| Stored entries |

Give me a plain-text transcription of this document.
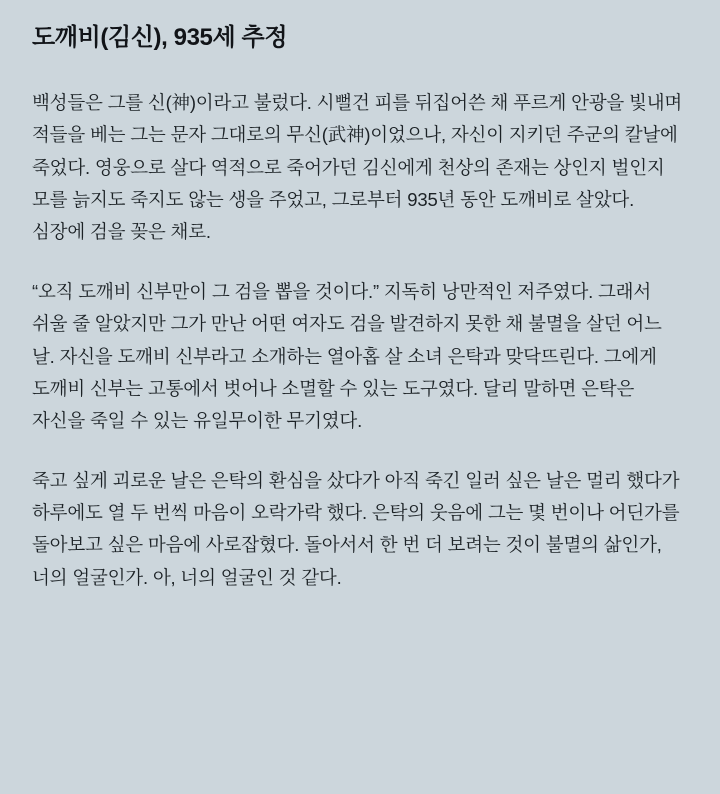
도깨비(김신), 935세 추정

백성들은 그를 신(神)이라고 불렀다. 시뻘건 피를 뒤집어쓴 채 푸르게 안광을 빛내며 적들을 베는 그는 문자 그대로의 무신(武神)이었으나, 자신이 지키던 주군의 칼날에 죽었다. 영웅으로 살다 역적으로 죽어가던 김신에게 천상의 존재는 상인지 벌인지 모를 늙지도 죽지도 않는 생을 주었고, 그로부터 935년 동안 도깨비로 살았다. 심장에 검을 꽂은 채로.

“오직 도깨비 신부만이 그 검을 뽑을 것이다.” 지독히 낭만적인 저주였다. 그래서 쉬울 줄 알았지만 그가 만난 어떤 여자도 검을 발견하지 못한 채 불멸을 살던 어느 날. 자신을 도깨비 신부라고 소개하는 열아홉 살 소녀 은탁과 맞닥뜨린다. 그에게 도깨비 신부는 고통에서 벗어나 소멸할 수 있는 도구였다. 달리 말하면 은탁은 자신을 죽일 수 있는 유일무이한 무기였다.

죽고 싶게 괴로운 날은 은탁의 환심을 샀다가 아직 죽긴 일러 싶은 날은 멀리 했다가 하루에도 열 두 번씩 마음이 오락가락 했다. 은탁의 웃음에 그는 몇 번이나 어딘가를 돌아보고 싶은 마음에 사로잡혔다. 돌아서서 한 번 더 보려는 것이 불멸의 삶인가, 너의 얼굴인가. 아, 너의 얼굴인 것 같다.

| Exercise aim |
Output the records above exactly; leave out the pictures.

| Answer for this exercise |
Give me a plain-text transcription of this document.
도깨비(김신), 935세 추정

백성들은 그를 신(神)이라고 불렀다. 시뻘건 피를 뒤집어쓴 채 푸르게 안광을 빛내며 적들을 베는 그는 문자 그대로의 무신(武神)이었으나, 자신이 지키던 주군의 칼날에 죽었다. 영웅으로 살다 역적으로 죽어가던 김신에게 천상의 존재는 상인지 벌인지 모를 늙지도 죽지도 않는 생을 주었고, 그로부터 935년 동안 도깨비로 살았다. 심장에 검을 꽂은 채로.

“오직 도깨비 신부만이 그 검을 뽑을 것이다.” 지독히 낭만적인 저주였다. 그래서 쉬울 줄 알았지만 그가 만난 어떤 여자도 검을 발견하지 못한 채 불멸을 살던 어느 날. 자신을 도깨비 신부라고 소개하는 열아홉 살 소녀 은탁과 맞닥뜨린다. 그에게 도깨비 신부는 고통에서 벗어나 소멸할 수 있는 도구였다. 달리 말하면 은탁은 자신을 죽일 수 있는 유일무이한 무기였다.

죽고 싶게 괴로운 날은 은탁의 환심을 샀다가 아직 죽긴 일러 싶은 날은 멀리 했다가 하루에도 열 두 번씩 마음이 오락가락 했다. 은탁의 웃음에 그는 몇 번이나 어딘가를 돌아보고 싶은 마음에 사로잡혔다. 돌아서서 한 번 더 보려는 것이 불멸의 삶인가, 너의 얼굴인가. 아, 너의 얼굴인 것 같다.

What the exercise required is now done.